# What you have to do:
Copy every line of the data below without changing anything, and leave the pictures out of your answer.

☆ ☆ ☆ ☆ ☆

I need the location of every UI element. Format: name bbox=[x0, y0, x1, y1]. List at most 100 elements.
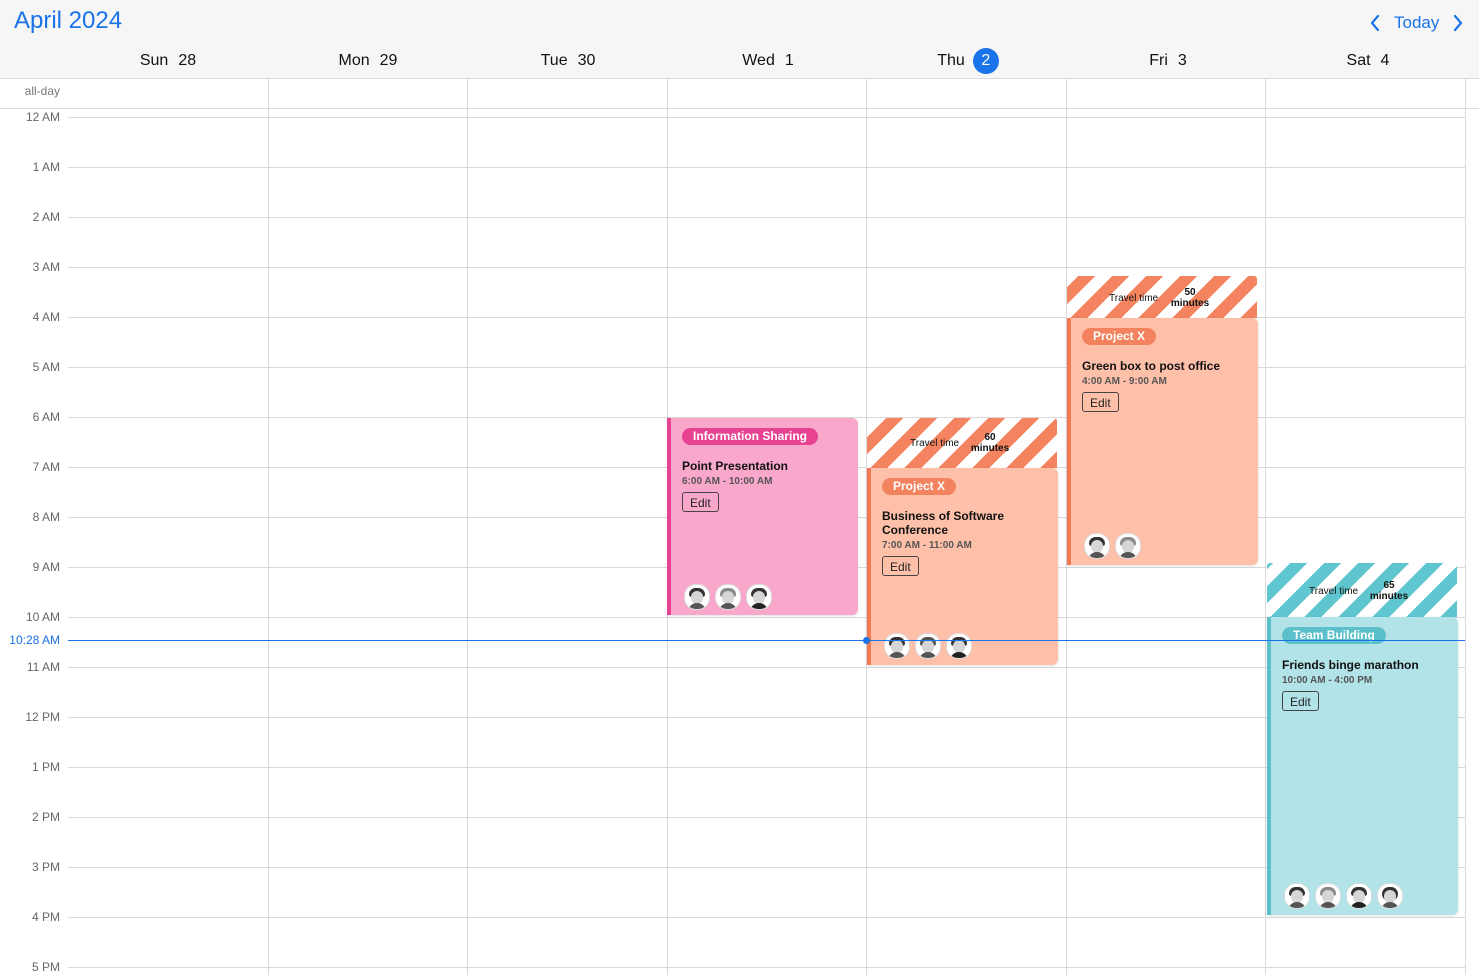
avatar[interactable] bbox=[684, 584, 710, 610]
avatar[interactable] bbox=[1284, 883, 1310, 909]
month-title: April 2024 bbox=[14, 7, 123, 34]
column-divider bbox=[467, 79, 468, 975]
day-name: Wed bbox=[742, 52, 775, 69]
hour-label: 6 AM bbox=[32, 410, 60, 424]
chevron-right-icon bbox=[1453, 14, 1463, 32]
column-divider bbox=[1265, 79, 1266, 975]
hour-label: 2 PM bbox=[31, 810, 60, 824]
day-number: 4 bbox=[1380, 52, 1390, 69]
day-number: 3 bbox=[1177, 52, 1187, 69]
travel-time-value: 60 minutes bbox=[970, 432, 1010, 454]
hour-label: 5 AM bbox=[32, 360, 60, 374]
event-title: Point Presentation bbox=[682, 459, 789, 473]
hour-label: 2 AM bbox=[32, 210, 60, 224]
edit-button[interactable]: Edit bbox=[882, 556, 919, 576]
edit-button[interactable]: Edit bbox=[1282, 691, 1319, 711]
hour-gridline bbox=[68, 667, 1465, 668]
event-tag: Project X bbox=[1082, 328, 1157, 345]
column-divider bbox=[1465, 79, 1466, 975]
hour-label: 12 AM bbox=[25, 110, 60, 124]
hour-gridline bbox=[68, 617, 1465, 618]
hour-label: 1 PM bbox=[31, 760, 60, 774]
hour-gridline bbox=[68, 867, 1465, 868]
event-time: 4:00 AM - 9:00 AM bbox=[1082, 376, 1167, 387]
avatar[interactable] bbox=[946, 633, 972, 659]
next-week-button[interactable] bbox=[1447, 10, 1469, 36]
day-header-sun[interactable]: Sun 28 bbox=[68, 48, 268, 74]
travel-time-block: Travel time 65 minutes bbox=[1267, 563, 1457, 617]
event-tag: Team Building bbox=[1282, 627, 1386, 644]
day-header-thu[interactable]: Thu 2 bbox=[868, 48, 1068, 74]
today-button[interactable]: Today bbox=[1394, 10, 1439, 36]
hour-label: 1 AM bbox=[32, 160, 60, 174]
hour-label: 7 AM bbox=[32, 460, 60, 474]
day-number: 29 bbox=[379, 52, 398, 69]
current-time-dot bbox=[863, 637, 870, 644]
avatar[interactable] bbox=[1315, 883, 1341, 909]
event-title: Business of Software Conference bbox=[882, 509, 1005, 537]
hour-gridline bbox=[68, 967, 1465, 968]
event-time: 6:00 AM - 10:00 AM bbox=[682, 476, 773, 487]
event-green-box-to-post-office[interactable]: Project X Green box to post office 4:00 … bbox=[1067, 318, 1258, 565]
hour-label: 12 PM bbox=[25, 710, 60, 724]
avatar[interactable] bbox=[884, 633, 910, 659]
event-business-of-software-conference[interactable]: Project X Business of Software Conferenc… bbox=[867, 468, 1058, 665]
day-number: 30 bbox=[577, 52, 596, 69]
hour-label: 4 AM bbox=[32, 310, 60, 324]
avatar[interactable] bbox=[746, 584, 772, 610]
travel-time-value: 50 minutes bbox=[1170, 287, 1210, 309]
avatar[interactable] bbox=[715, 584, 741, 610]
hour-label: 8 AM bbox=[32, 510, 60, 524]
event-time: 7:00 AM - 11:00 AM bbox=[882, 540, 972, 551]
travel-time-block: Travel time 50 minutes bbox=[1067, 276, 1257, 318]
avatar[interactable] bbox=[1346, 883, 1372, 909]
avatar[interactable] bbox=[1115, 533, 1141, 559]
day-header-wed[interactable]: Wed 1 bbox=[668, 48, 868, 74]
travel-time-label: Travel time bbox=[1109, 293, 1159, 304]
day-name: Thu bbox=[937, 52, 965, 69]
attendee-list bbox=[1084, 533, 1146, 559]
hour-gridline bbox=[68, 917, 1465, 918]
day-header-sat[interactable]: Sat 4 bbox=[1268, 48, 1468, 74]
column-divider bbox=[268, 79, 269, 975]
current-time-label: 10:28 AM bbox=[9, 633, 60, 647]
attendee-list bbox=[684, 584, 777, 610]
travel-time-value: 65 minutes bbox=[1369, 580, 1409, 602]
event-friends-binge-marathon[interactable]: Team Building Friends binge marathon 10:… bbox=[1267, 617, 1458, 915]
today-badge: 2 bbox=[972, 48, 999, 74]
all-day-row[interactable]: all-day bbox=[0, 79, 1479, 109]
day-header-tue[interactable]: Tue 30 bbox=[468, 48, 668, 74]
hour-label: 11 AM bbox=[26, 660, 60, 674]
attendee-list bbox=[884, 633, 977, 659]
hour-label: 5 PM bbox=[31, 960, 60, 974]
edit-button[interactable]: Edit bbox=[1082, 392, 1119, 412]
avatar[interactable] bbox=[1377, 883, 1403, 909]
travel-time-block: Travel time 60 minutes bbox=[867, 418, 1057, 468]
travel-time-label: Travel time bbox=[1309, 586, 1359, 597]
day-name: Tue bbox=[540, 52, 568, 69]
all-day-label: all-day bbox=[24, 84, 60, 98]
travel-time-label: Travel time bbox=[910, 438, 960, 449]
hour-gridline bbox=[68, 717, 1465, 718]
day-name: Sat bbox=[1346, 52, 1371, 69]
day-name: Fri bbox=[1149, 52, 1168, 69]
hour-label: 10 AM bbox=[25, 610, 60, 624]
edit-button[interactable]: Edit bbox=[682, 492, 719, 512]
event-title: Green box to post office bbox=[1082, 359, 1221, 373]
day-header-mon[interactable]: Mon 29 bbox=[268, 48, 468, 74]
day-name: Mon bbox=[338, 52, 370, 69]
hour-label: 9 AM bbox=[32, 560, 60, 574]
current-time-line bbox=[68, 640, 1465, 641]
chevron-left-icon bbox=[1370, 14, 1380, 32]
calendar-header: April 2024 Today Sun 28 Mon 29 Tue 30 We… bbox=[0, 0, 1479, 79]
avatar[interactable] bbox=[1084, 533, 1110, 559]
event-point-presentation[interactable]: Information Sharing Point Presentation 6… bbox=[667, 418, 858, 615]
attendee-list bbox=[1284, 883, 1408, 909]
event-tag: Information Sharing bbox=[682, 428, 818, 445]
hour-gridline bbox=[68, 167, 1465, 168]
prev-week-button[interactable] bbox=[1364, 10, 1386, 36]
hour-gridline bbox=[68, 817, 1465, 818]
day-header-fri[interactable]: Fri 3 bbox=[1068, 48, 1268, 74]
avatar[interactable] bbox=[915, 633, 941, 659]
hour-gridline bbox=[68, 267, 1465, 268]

☆ ☆ ☆ ☆ ☆

# Exercise answer:
I need the location of every UI element. Format: name bbox=[x0, y0, x1, y1]. List at most 100 elements.
avatar[interactable] bbox=[684, 584, 710, 610]
avatar[interactable] bbox=[1284, 883, 1310, 909]
month-title: April 2024 bbox=[14, 7, 123, 34]
column-divider bbox=[467, 79, 468, 975]
day-name: Wed bbox=[742, 52, 775, 69]
hour-label: 6 AM bbox=[32, 410, 60, 424]
chevron-right-icon bbox=[1453, 14, 1463, 32]
column-divider bbox=[1265, 79, 1266, 975]
hour-label: 2 PM bbox=[31, 810, 60, 824]
day-number: 4 bbox=[1380, 52, 1390, 69]
day-number: 3 bbox=[1177, 52, 1187, 69]
travel-time-value: 60 minutes bbox=[970, 432, 1010, 454]
hour-label: 5 AM bbox=[32, 360, 60, 374]
event-title: Point Presentation bbox=[682, 459, 789, 473]
hour-label: 2 AM bbox=[32, 210, 60, 224]
edit-button[interactable]: Edit bbox=[882, 556, 919, 576]
edit-button[interactable]: Edit bbox=[1282, 691, 1319, 711]
hour-gridline bbox=[68, 667, 1465, 668]
event-tag: Project X bbox=[1082, 328, 1157, 345]
column-divider bbox=[1465, 79, 1466, 975]
hour-label: 12 AM bbox=[25, 110, 60, 124]
hour-gridline bbox=[68, 617, 1465, 618]
hour-label: 1 PM bbox=[31, 760, 60, 774]
hour-gridline bbox=[68, 867, 1465, 868]
event-time: 4:00 AM - 9:00 AM bbox=[1082, 376, 1167, 387]
avatar[interactable] bbox=[946, 633, 972, 659]
next-week-button[interactable] bbox=[1447, 10, 1469, 36]
day-header-sun[interactable]: Sun 28 bbox=[68, 48, 268, 74]
travel-time-block: Travel time 65 minutes bbox=[1267, 563, 1457, 617]
event-tag: Team Building bbox=[1282, 627, 1386, 644]
day-header-thu[interactable]: Thu 2 bbox=[868, 48, 1068, 74]
today-button[interactable]: Today bbox=[1394, 10, 1439, 36]
hour-label: 1 AM bbox=[32, 160, 60, 174]
hour-label: 7 AM bbox=[32, 460, 60, 474]
day-number: 29 bbox=[379, 52, 398, 69]
current-time-dot bbox=[863, 637, 870, 644]
avatar[interactable] bbox=[1315, 883, 1341, 909]
event-title: Business of Software Conference bbox=[882, 509, 1005, 537]
hour-gridline bbox=[68, 967, 1465, 968]
event-time: 6:00 AM - 10:00 AM bbox=[682, 476, 773, 487]
event-green-box-to-post-office[interactable]: Project X Green box to post office 4:00 … bbox=[1067, 318, 1258, 565]
hour-label: 12 PM bbox=[25, 710, 60, 724]
avatar[interactable] bbox=[884, 633, 910, 659]
event-business-of-software-conference[interactable]: Project X Business of Software Conferenc… bbox=[867, 468, 1058, 665]
day-number: 30 bbox=[577, 52, 596, 69]
hour-label: 4 AM bbox=[32, 310, 60, 324]
avatar[interactable] bbox=[746, 584, 772, 610]
travel-time-value: 50 minutes bbox=[1170, 287, 1210, 309]
avatar[interactable] bbox=[715, 584, 741, 610]
hour-label: 8 AM bbox=[32, 510, 60, 524]
event-time: 7:00 AM - 11:00 AM bbox=[882, 540, 972, 551]
travel-time-block: Travel time 50 minutes bbox=[1067, 276, 1257, 318]
avatar[interactable] bbox=[1346, 883, 1372, 909]
avatar[interactable] bbox=[1115, 533, 1141, 559]
day-header-wed[interactable]: Wed 1 bbox=[668, 48, 868, 74]
travel-time-label: Travel time bbox=[1109, 293, 1159, 304]
day-name: Thu bbox=[937, 52, 965, 69]
attendee-list bbox=[1084, 533, 1146, 559]
hour-gridline bbox=[68, 917, 1465, 918]
day-header-sat[interactable]: Sat 4 bbox=[1268, 48, 1468, 74]
column-divider bbox=[268, 79, 269, 975]
current-time-label: 10:28 AM bbox=[9, 633, 60, 647]
attendee-list bbox=[684, 584, 777, 610]
travel-time-value: 65 minutes bbox=[1369, 580, 1409, 602]
event-friends-binge-marathon[interactable]: Team Building Friends binge marathon 10:… bbox=[1267, 617, 1458, 915]
today-badge: 2 bbox=[972, 48, 999, 74]
all-day-row[interactable]: all-day bbox=[0, 79, 1479, 109]
day-header-tue[interactable]: Tue 30 bbox=[468, 48, 668, 74]
hour-label: 11 AM bbox=[26, 660, 60, 674]
attendee-list bbox=[884, 633, 977, 659]
hour-label: 5 PM bbox=[31, 960, 60, 974]
edit-button[interactable]: Edit bbox=[1082, 392, 1119, 412]
avatar[interactable] bbox=[1377, 883, 1403, 909]
travel-time-block: Travel time 60 minutes bbox=[867, 418, 1057, 468]
travel-time-label: Travel time bbox=[1309, 586, 1359, 597]
day-name: Tue bbox=[540, 52, 568, 69]
all-day-label: all-day bbox=[24, 84, 60, 98]
travel-time-label: Travel time bbox=[910, 438, 960, 449]
hour-gridline bbox=[68, 717, 1465, 718]
day-name: Sat bbox=[1346, 52, 1371, 69]
day-name: Fri bbox=[1149, 52, 1168, 69]
hour-label: 10 AM bbox=[25, 610, 60, 624]
edit-button[interactable]: Edit bbox=[682, 492, 719, 512]
event-title: Green box to post office bbox=[1082, 359, 1221, 373]
day-header-mon[interactable]: Mon 29 bbox=[268, 48, 468, 74]
day-name: Mon bbox=[338, 52, 370, 69]
hour-label: 9 AM bbox=[32, 560, 60, 574]
current-time-line bbox=[68, 640, 1465, 641]
chevron-left-icon bbox=[1370, 14, 1380, 32]
calendar-header: April 2024 Today Sun 28 Mon 29 Tue 30 We… bbox=[0, 0, 1479, 79]
avatar[interactable] bbox=[1084, 533, 1110, 559]
event-point-presentation[interactable]: Information Sharing Point Presentation 6… bbox=[667, 418, 858, 615]
attendee-list bbox=[1284, 883, 1408, 909]
event-tag: Information Sharing bbox=[682, 428, 818, 445]
hour-gridline bbox=[68, 167, 1465, 168]
prev-week-button[interactable] bbox=[1364, 10, 1386, 36]
hour-gridline bbox=[68, 817, 1465, 818]
day-header-fri[interactable]: Fri 3 bbox=[1068, 48, 1268, 74]
avatar[interactable] bbox=[915, 633, 941, 659]
hour-gridline bbox=[68, 267, 1465, 268]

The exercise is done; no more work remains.